- EXERCISE
Count the lines below that contain the word "content", and report only that number.

BEGIN

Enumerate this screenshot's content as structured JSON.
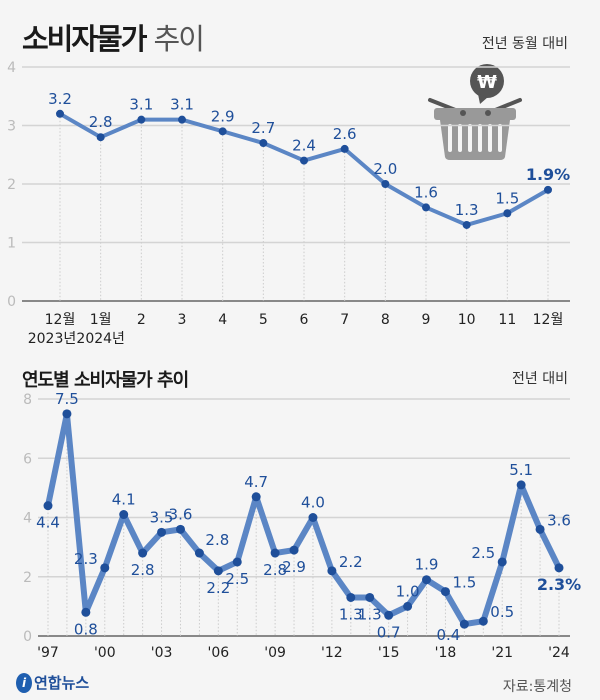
{
  "header": {
    "title_bold": "소비자물가",
    "title_light": "추이",
    "unit": "전년 동월 대비"
  },
  "section2": {
    "title": "연도별 소비자물가 추이",
    "unit": "전년 대비"
  },
  "footer": {
    "logo": "연합뉴스",
    "source": "자료:통계청"
  },
  "icon": "shopping-basket-won-icon",
  "colors": {
    "line": "#5b86c5",
    "marker": "#1f4f9a",
    "label": "#1f4f9a"
  },
  "chart_data": [
    {
      "type": "line",
      "ylim": [
        0,
        4
      ],
      "yticks": [
        "0",
        "1",
        "2",
        "3",
        "4"
      ],
      "grid": true,
      "categories": [
        "12월",
        "1월",
        "2",
        "3",
        "4",
        "5",
        "6",
        "7",
        "8",
        "9",
        "10",
        "11",
        "12월"
      ],
      "category_sublabels": [
        "2023년",
        "2024년",
        "",
        "",
        "",
        "",
        "",
        "",
        "",
        "",
        "",
        "",
        ""
      ],
      "values": [
        3.2,
        2.8,
        3.1,
        3.1,
        2.9,
        2.7,
        2.4,
        2.6,
        2.0,
        1.6,
        1.3,
        1.5,
        1.9
      ],
      "labels": [
        "3.2",
        "2.8",
        "3.1",
        "3.1",
        "2.9",
        "2.7",
        "2.4",
        "2.6",
        "2.0",
        "1.6",
        "1.3",
        "1.5",
        "1.9%"
      ]
    },
    {
      "type": "line",
      "ylim": [
        0,
        8
      ],
      "yticks": [
        "0",
        "2",
        "4",
        "6",
        "8"
      ],
      "grid": true,
      "x": [
        1997,
        1998,
        1999,
        2000,
        2001,
        2002,
        2003,
        2004,
        2005,
        2006,
        2007,
        2008,
        2009,
        2010,
        2011,
        2012,
        2013,
        2014,
        2015,
        2016,
        2017,
        2018,
        2019,
        2020,
        2021,
        2022,
        2023,
        2024
      ],
      "xticks": [
        "'97",
        "'00",
        "'03",
        "'06",
        "'09",
        "'12",
        "'15",
        "'18",
        "'21",
        "'24"
      ],
      "values": [
        4.4,
        7.5,
        0.8,
        2.3,
        4.1,
        2.8,
        3.5,
        3.6,
        2.8,
        2.2,
        2.5,
        4.7,
        2.8,
        2.9,
        4.0,
        2.2,
        1.3,
        1.3,
        0.7,
        1.0,
        1.9,
        1.5,
        0.4,
        0.5,
        2.5,
        5.1,
        3.6,
        2.3
      ],
      "labels": [
        "4.4",
        "7.5",
        "0.8",
        "2.3",
        "4.1",
        "2.8",
        "3.5",
        "3.6",
        "2.8",
        "2.2",
        "2.5",
        "4.7",
        "2.8",
        "2.9",
        "4.0",
        "2.2",
        "1.3",
        "1.3",
        "0.7",
        "1.0",
        "1.9",
        "1.5",
        "0.4",
        "0.5",
        "2.5",
        "5.1",
        "3.6",
        "2.3%"
      ]
    }
  ]
}
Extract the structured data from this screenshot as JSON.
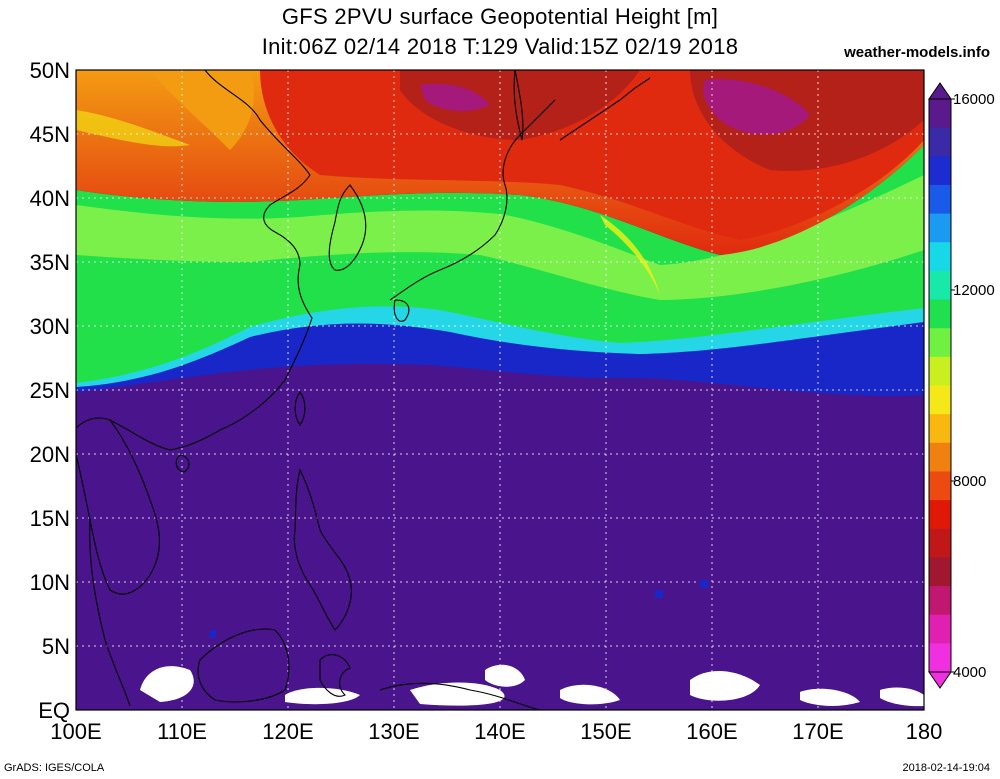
{
  "title": {
    "line1": "GFS 2PVU surface Geopotential Height [m]",
    "line2": "Init:06Z 02/14 2018 T:129 Valid:15Z 02/19 2018"
  },
  "brand": "weather-models.info",
  "footer": {
    "left": "GrADS: IGES/COLA",
    "right": "2018-02-14-19:04"
  },
  "map": {
    "lon_range": [
      100,
      180
    ],
    "lat_range": [
      0,
      50
    ],
    "lat_ticks": [
      {
        "value": 50,
        "label": "50N"
      },
      {
        "value": 45,
        "label": "45N"
      },
      {
        "value": 40,
        "label": "40N"
      },
      {
        "value": 35,
        "label": "35N"
      },
      {
        "value": 30,
        "label": "30N"
      },
      {
        "value": 25,
        "label": "25N"
      },
      {
        "value": 20,
        "label": "20N"
      },
      {
        "value": 15,
        "label": "15N"
      },
      {
        "value": 10,
        "label": "10N"
      },
      {
        "value": 5,
        "label": "5N"
      },
      {
        "value": 0,
        "label": "EQ"
      }
    ],
    "lon_ticks": [
      {
        "value": 100,
        "label": "100E"
      },
      {
        "value": 110,
        "label": "110E"
      },
      {
        "value": 120,
        "label": "120E"
      },
      {
        "value": 130,
        "label": "130E"
      },
      {
        "value": 140,
        "label": "140E"
      },
      {
        "value": 150,
        "label": "150E"
      },
      {
        "value": 160,
        "label": "160E"
      },
      {
        "value": 170,
        "label": "170E"
      },
      {
        "value": 180,
        "label": "180"
      }
    ],
    "colors": {
      "deep": "#4a148c",
      "blue": "#1a27c8",
      "cyan": "#25d7e6",
      "green": "#22e04a",
      "lightgreen": "#8cf24a",
      "yellow": "#f4f014",
      "orange": "#f39c12",
      "red": "#e02a10",
      "darkred": "#b32118",
      "magenta": "#a5197a",
      "coast": "#000000"
    }
  },
  "colorbar": {
    "labels": [
      {
        "value": 16000,
        "label": "16000"
      },
      {
        "value": 12000,
        "label": "12000"
      },
      {
        "value": 8000,
        "label": "8000"
      },
      {
        "value": 4000,
        "label": "4000"
      }
    ],
    "stops": [
      "#5a1a8c",
      "#3a2aa8",
      "#1c2cd0",
      "#1a5ae8",
      "#1a9af0",
      "#18d8e8",
      "#18e8a8",
      "#20e050",
      "#70f040",
      "#c8f020",
      "#f4e818",
      "#f8b810",
      "#f08010",
      "#ec4a10",
      "#e01808",
      "#c01818",
      "#a01830",
      "#c01870",
      "#e020b0",
      "#f030e0"
    ]
  }
}
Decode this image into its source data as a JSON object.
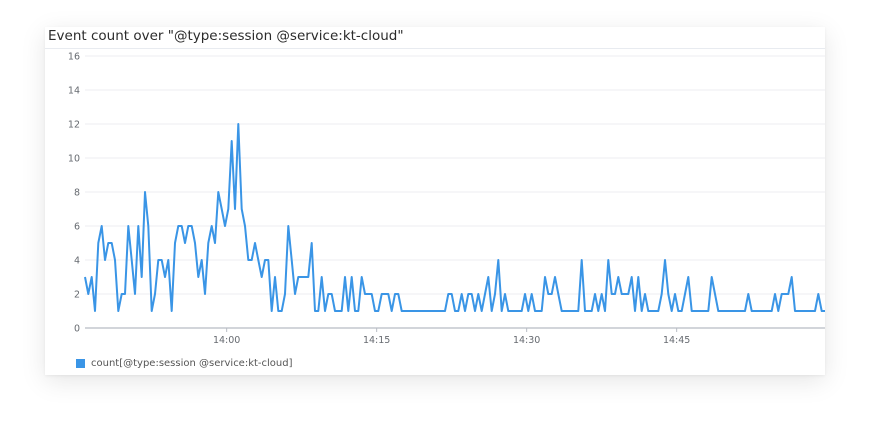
{
  "colors": {
    "series": "#3a95e6",
    "grid": "#ececf0",
    "axis": "#b8bcc4",
    "text": "#666a70"
  },
  "chart_data": {
    "type": "line",
    "title": "Event count over \"@type:session @service:kt-cloud\"",
    "xlabel": "",
    "ylabel": "",
    "ylim": [
      0,
      16
    ],
    "yticks": [
      "0",
      "2",
      "4",
      "6",
      "8",
      "10",
      "12",
      "14",
      "16"
    ],
    "xticks": [
      {
        "label": "14:00",
        "minute_offset": 14.1667
      },
      {
        "label": "14:15",
        "minute_offset": 29.1667
      },
      {
        "label": "14:30",
        "minute_offset": 44.1667
      },
      {
        "label": "14:45",
        "minute_offset": 59.1667
      }
    ],
    "x_start": "13:45:50",
    "interval_seconds": 20,
    "grid": true,
    "legend_position": "bottom-left",
    "series": [
      {
        "name": "count[@type:session @service:kt-cloud]",
        "values": [
          3,
          2,
          3,
          1,
          5,
          6,
          4,
          5,
          5,
          4,
          1,
          2,
          2,
          6,
          4,
          2,
          6,
          3,
          8,
          6,
          1,
          2,
          4,
          4,
          3,
          4,
          1,
          5,
          6,
          6,
          5,
          6,
          6,
          5,
          3,
          4,
          2,
          5,
          6,
          5,
          8,
          7,
          6,
          7,
          11,
          7,
          12,
          7,
          6,
          4,
          4,
          5,
          4,
          3,
          4,
          4,
          1,
          3,
          1,
          1,
          2,
          6,
          4,
          2,
          3,
          3,
          3,
          3,
          5,
          1,
          1,
          3,
          1,
          2,
          2,
          1,
          1,
          1,
          3,
          1,
          3,
          1,
          1,
          3,
          2,
          2,
          2,
          1,
          1,
          2,
          2,
          2,
          1,
          2,
          2,
          1,
          1,
          1,
          1,
          1,
          1,
          1,
          1,
          1,
          1,
          1,
          1,
          1,
          1,
          2,
          2,
          1,
          1,
          2,
          1,
          2,
          2,
          1,
          2,
          1,
          2,
          3,
          1,
          2,
          4,
          1,
          2,
          1,
          1,
          1,
          1,
          1,
          2,
          1,
          2,
          1,
          1,
          1,
          3,
          2,
          2,
          3,
          2,
          1,
          1,
          1,
          1,
          1,
          1,
          4,
          1,
          1,
          1,
          2,
          1,
          2,
          1,
          4,
          2,
          2,
          3,
          2,
          2,
          2,
          3,
          1,
          3,
          1,
          2,
          1,
          1,
          1,
          1,
          2,
          4,
          2,
          1,
          2,
          1,
          1,
          2,
          3,
          1,
          1,
          1,
          1,
          1,
          1,
          3,
          2,
          1,
          1,
          1,
          1,
          1,
          1,
          1,
          1,
          1,
          2,
          1,
          1,
          1,
          1,
          1,
          1,
          1,
          2,
          1,
          2,
          2,
          2,
          3,
          1,
          1,
          1,
          1,
          1,
          1,
          1,
          2,
          1,
          1
        ]
      }
    ]
  }
}
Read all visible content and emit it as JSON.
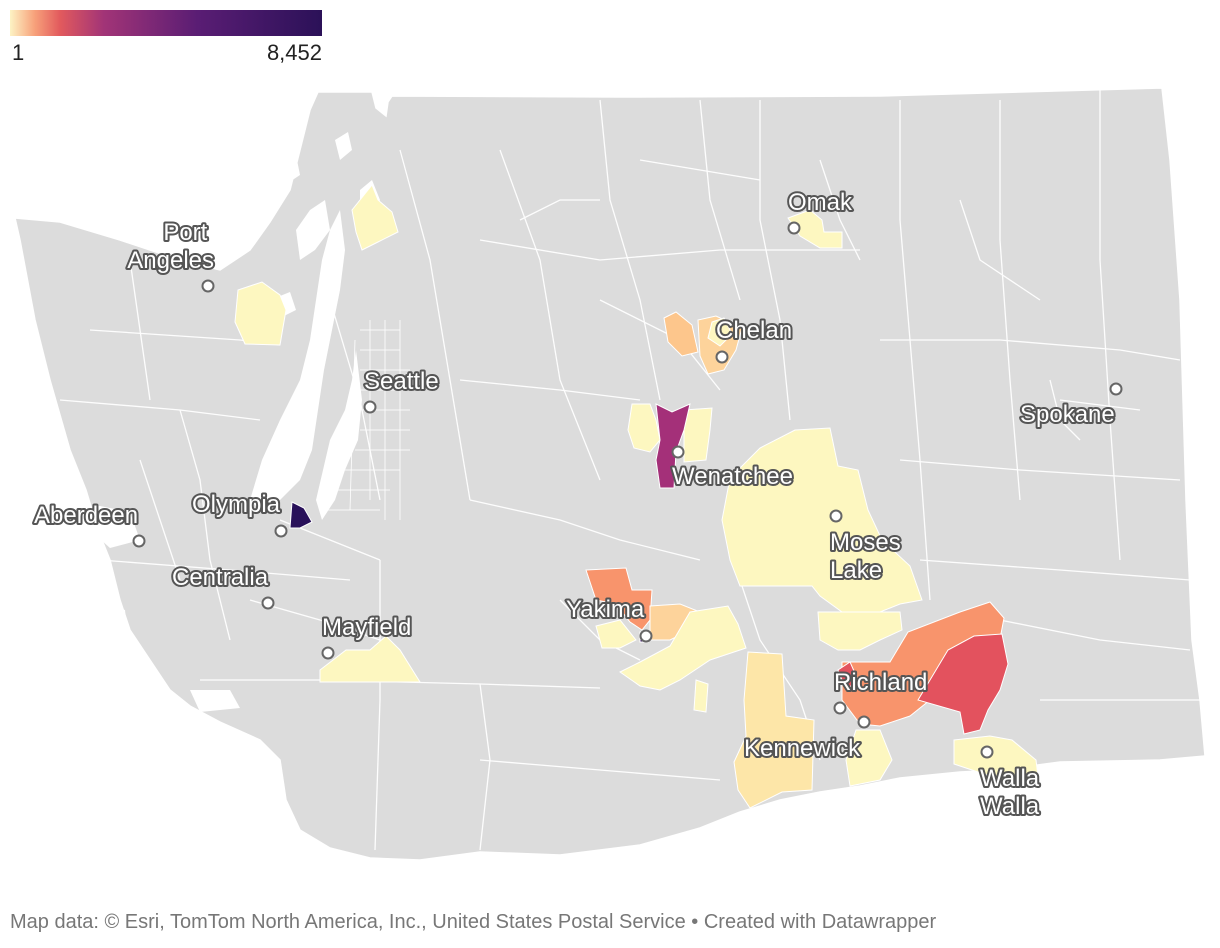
{
  "legend": {
    "min_label": "1",
    "max_label": "8,452",
    "gradient_colors": [
      "#fcfdbf",
      "#fc8961",
      "#b73779",
      "#51127c",
      "#000004"
    ],
    "bar_colors": [
      "#fdf3c4",
      "#f7a07a",
      "#e25a5d",
      "#a23477",
      "#4a1a6e",
      "#2b1158"
    ]
  },
  "map": {
    "land_color": "#dcdcdc",
    "border_color": "#ffffff",
    "water_color": "#ffffff",
    "cities": [
      {
        "id": "port-angeles",
        "lines": [
          "Port",
          "Angeles"
        ]
      },
      {
        "id": "omak",
        "lines": [
          "Omak"
        ]
      },
      {
        "id": "chelan",
        "lines": [
          "Chelan"
        ]
      },
      {
        "id": "seattle",
        "lines": [
          "Seattle"
        ]
      },
      {
        "id": "spokane",
        "lines": [
          "Spokane"
        ]
      },
      {
        "id": "wenatchee",
        "lines": [
          "Wenatchee"
        ]
      },
      {
        "id": "olympia",
        "lines": [
          "Olympia"
        ]
      },
      {
        "id": "aberdeen",
        "lines": [
          "Aberdeen"
        ]
      },
      {
        "id": "moses-lake",
        "lines": [
          "Moses",
          "Lake"
        ]
      },
      {
        "id": "centralia",
        "lines": [
          "Centralia"
        ]
      },
      {
        "id": "yakima",
        "lines": [
          "Yakima"
        ]
      },
      {
        "id": "mayfield",
        "lines": [
          "Mayfield"
        ]
      },
      {
        "id": "richland",
        "lines": [
          "Richland"
        ]
      },
      {
        "id": "kennewick",
        "lines": [
          "Kennewick"
        ]
      },
      {
        "id": "walla-walla",
        "lines": [
          "Walla",
          "Walla"
        ]
      }
    ]
  },
  "footer": {
    "text": "Map data: © Esri, TomTom North America, Inc., United States Postal Service  • Created with Datawrapper"
  }
}
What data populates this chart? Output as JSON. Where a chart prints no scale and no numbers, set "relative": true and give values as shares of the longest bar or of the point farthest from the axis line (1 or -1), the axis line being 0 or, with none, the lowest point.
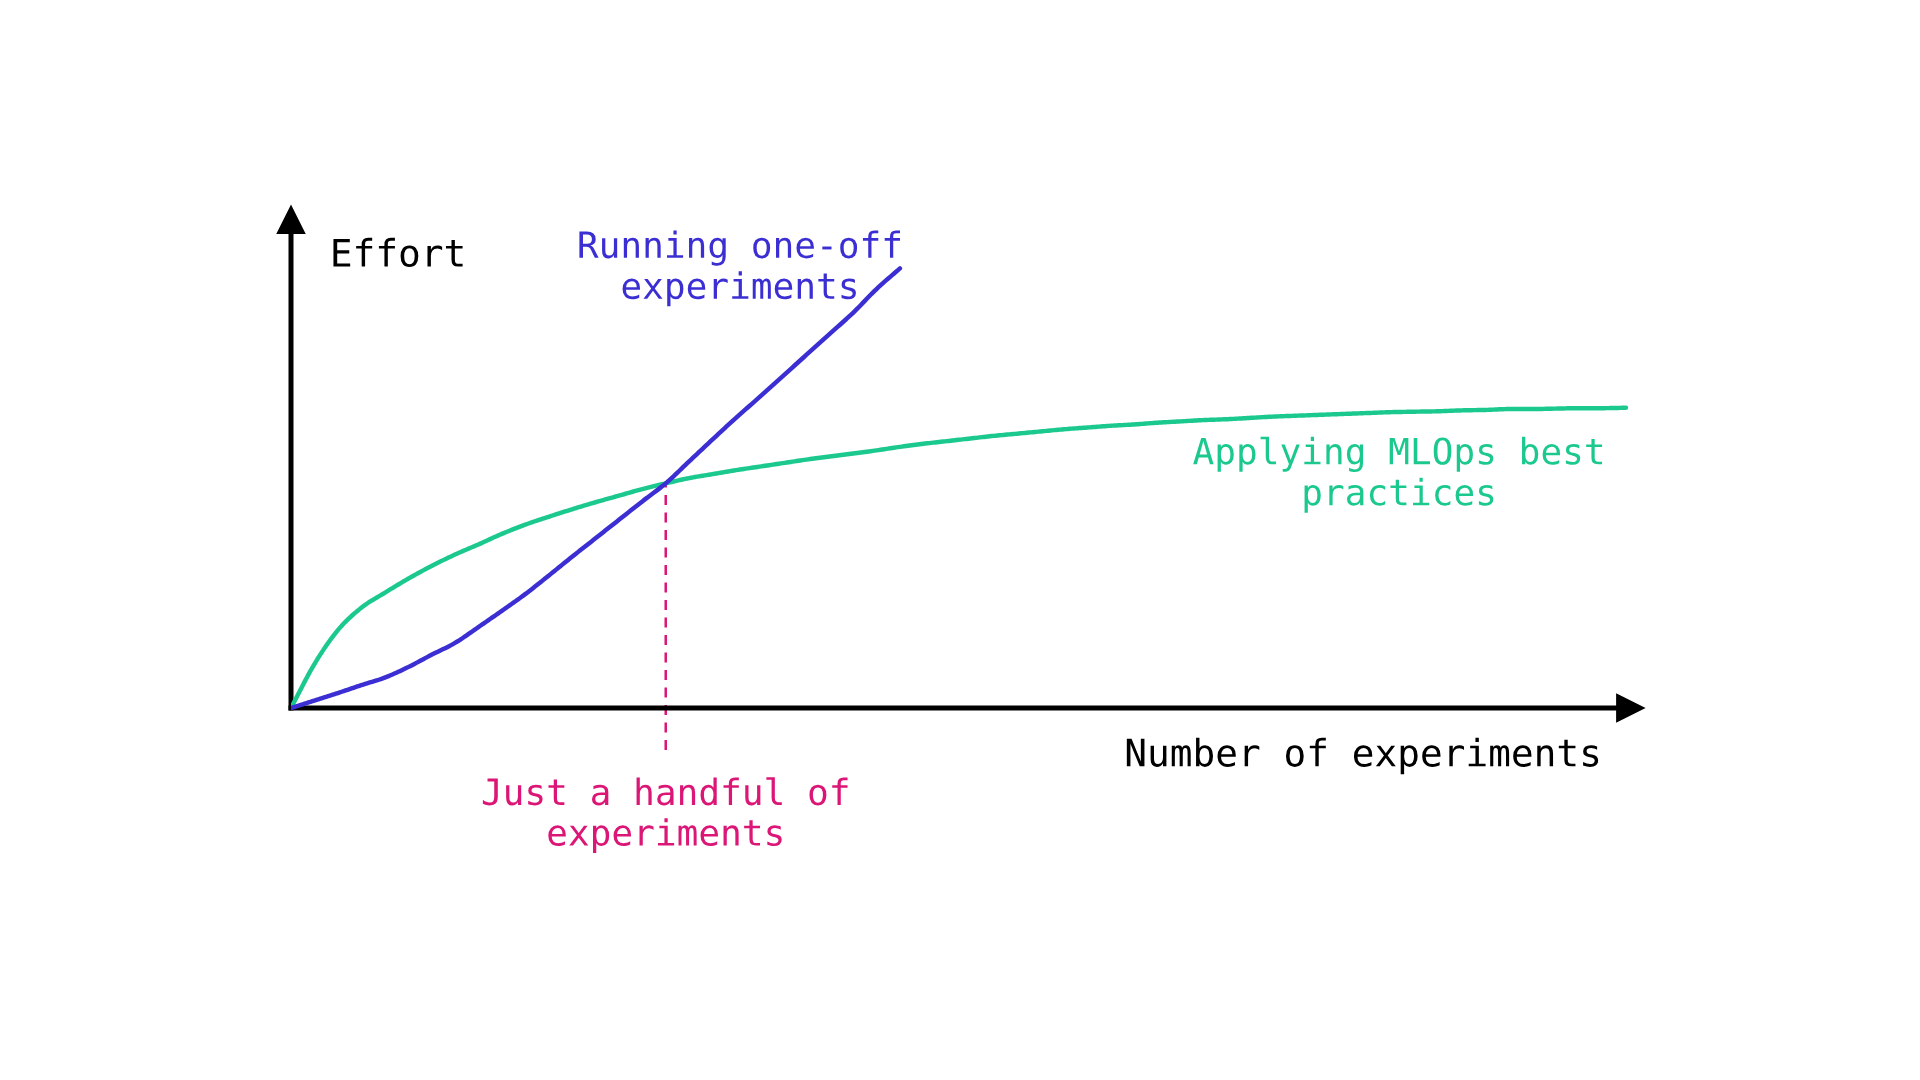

END

- ANSWER TO THE EXERCISE
2